* Aim of the exercise
Among the entries, which lines carry the string "placeholder"? Copy each of them.
(begin)
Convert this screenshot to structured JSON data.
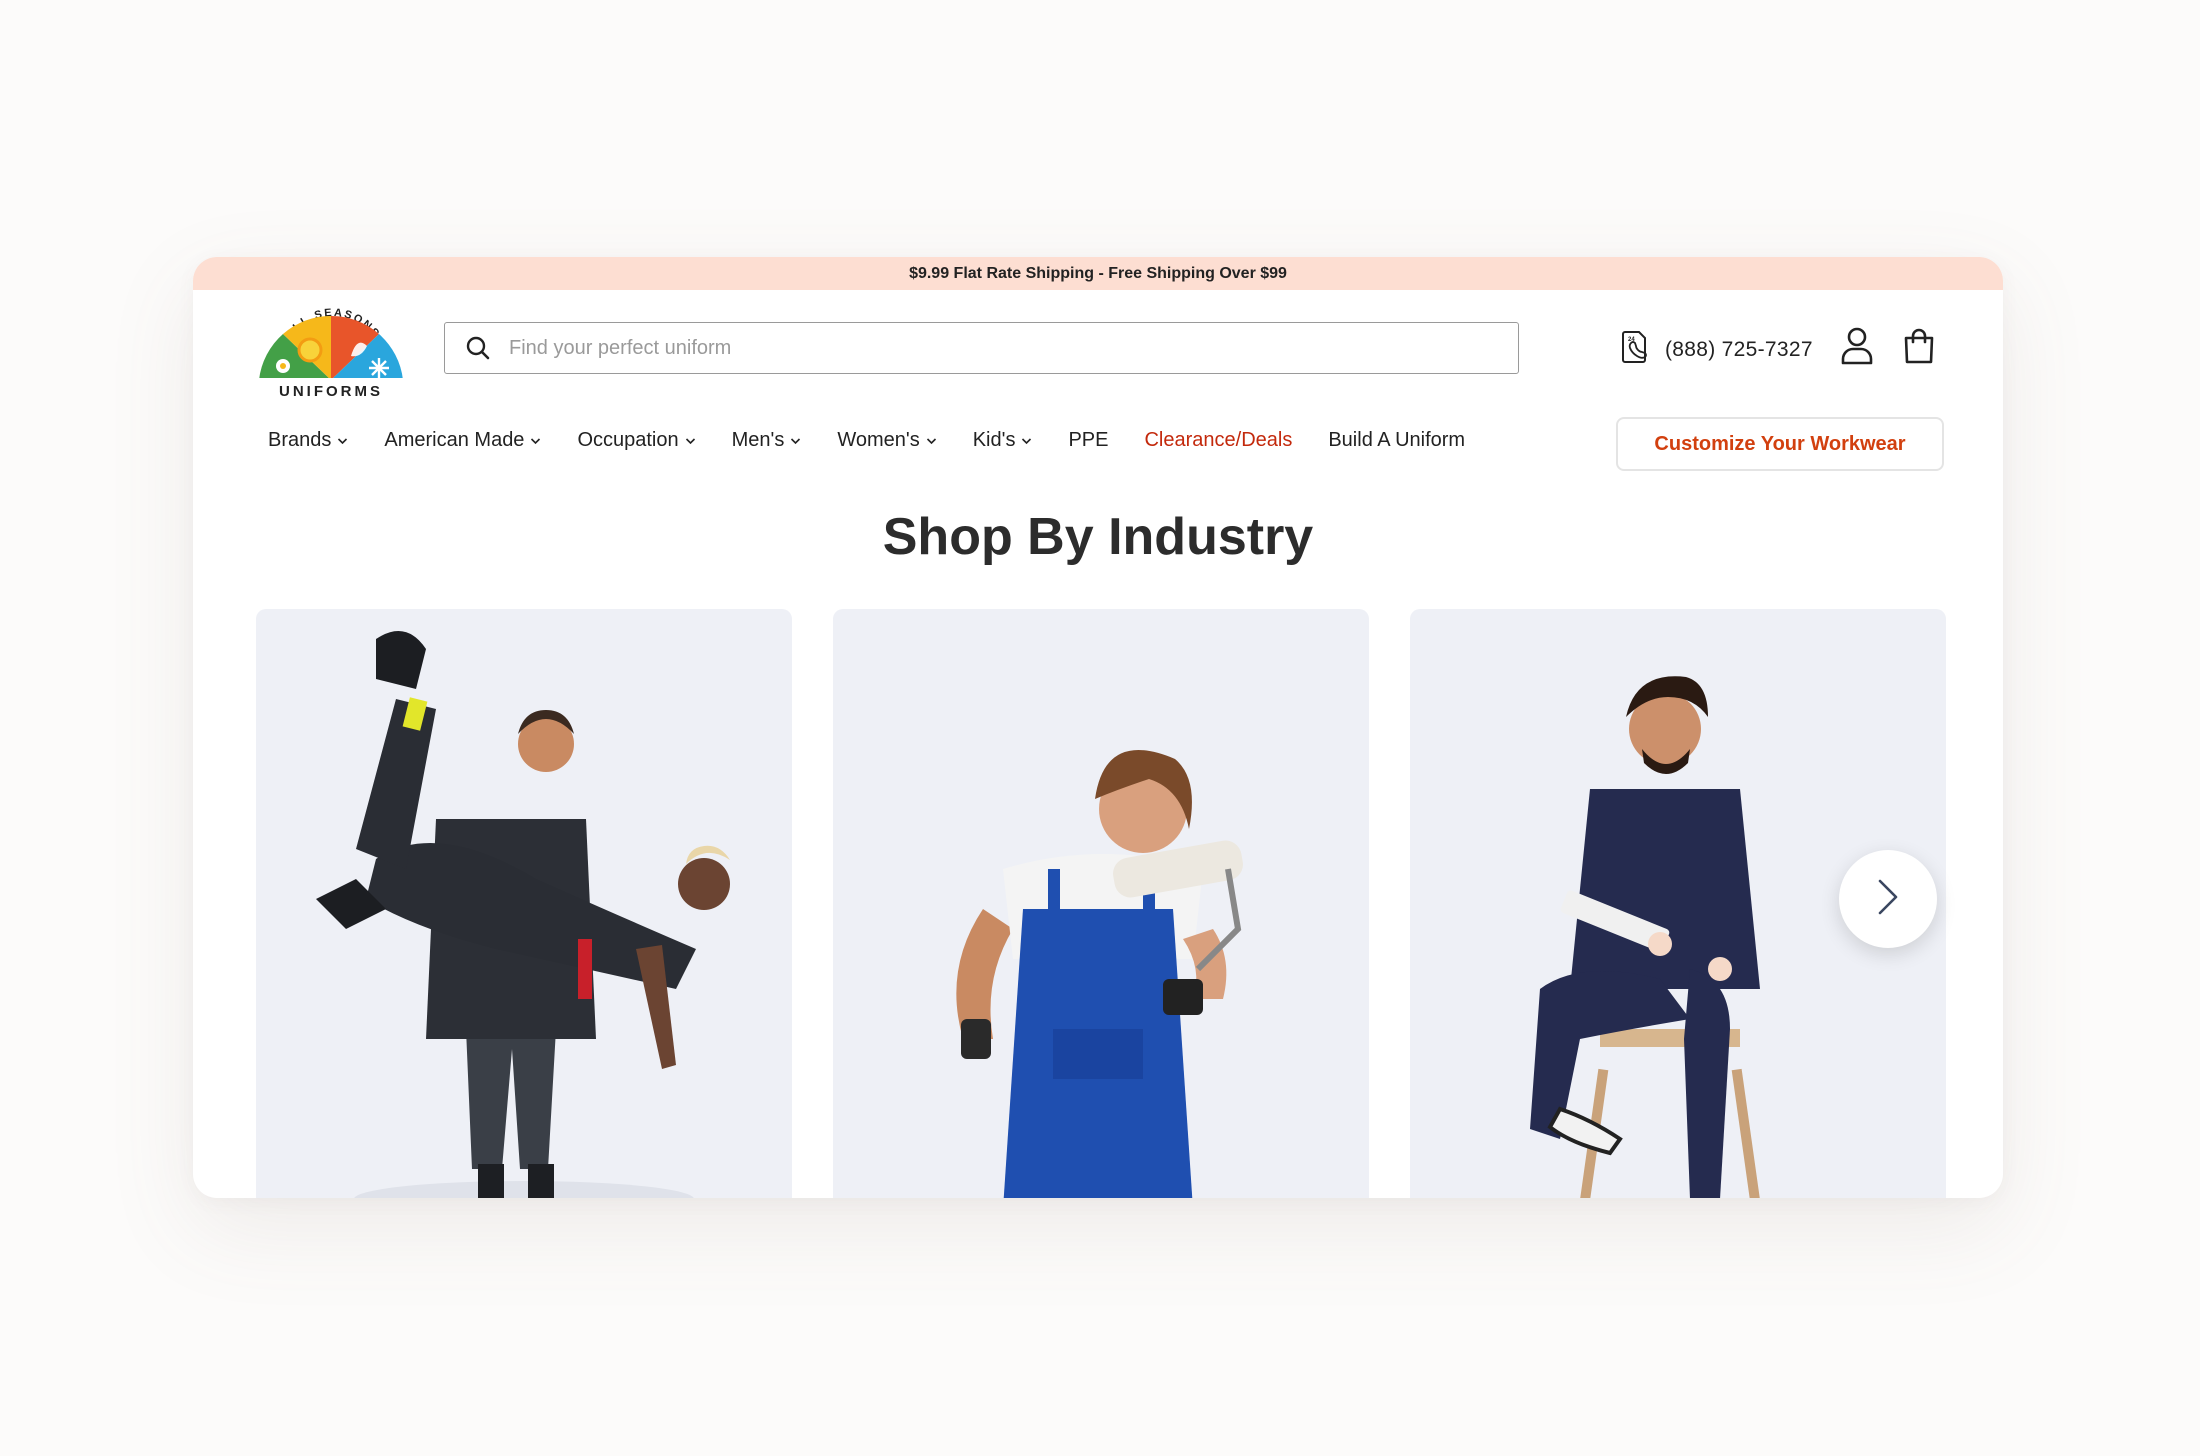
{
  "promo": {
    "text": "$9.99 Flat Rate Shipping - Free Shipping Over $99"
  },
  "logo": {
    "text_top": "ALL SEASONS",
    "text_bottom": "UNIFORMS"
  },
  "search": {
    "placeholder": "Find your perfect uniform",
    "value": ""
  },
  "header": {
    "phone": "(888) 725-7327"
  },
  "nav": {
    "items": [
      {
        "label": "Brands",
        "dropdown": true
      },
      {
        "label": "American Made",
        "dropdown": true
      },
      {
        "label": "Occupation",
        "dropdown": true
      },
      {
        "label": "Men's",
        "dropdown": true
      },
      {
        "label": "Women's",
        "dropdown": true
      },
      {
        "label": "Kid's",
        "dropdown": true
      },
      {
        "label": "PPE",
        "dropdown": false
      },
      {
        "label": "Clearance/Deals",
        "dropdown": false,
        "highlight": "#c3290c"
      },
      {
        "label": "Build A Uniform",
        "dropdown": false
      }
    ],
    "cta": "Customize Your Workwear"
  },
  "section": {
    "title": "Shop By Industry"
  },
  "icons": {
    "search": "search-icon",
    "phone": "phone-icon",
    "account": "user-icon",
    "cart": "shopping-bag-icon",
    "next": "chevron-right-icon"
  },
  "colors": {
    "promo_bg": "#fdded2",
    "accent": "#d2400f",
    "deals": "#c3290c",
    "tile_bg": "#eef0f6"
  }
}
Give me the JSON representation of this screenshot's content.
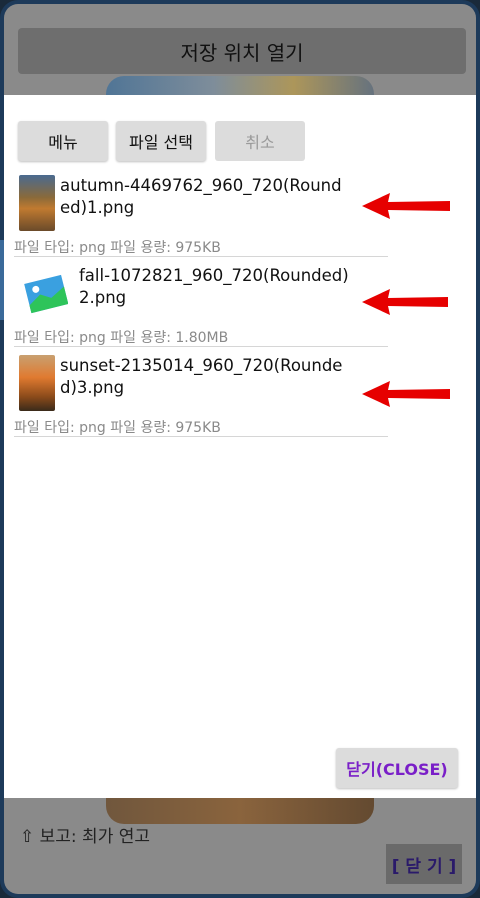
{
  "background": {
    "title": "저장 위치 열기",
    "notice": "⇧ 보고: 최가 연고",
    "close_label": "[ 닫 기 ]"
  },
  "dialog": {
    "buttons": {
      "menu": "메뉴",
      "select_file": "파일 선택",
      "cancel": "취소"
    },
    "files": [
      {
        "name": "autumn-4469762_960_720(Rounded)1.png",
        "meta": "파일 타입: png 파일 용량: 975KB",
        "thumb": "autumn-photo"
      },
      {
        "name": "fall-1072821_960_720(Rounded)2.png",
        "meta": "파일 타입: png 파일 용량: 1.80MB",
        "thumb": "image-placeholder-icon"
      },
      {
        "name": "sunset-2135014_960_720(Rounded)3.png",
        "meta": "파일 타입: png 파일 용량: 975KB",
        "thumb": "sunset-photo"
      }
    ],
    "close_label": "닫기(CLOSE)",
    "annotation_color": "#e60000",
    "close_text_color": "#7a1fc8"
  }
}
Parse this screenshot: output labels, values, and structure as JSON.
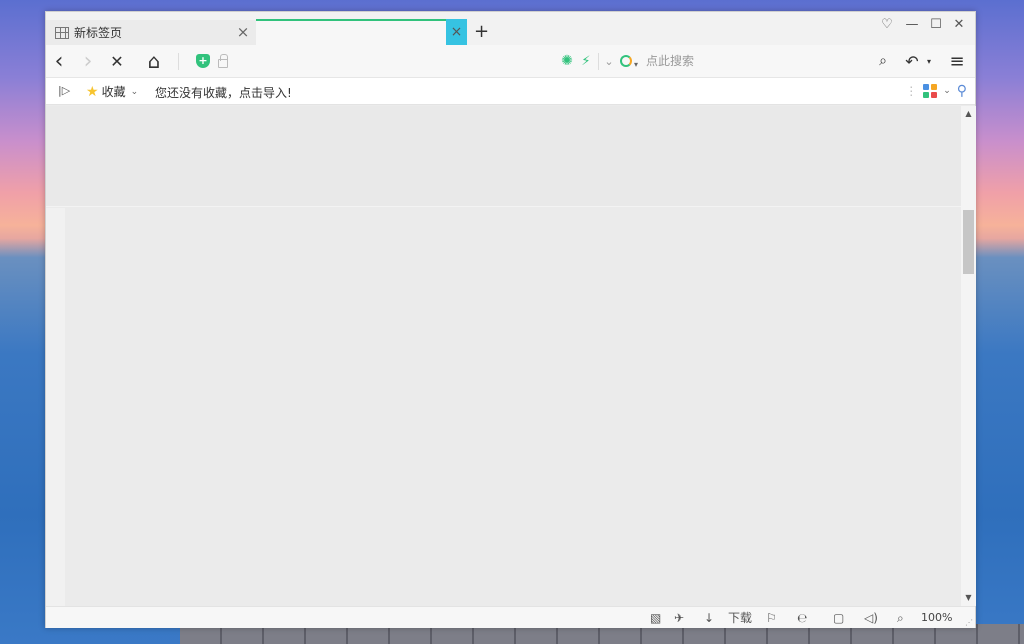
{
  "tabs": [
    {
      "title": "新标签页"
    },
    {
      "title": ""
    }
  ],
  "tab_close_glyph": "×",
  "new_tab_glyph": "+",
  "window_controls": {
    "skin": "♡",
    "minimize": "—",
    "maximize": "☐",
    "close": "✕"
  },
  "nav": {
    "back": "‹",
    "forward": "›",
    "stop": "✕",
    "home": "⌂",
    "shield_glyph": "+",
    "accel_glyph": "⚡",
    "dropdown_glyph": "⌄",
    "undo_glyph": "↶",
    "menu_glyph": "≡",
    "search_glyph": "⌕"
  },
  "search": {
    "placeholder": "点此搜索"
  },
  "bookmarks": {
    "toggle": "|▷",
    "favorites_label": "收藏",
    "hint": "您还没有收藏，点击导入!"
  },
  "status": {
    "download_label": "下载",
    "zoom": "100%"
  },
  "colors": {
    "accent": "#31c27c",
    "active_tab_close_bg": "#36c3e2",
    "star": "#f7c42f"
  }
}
(end)
* Correct result
    "placeholder": "Find your perfect uniform",
        "thumb": "image-placeholder-icon"
    "placeholder": "点此搜索"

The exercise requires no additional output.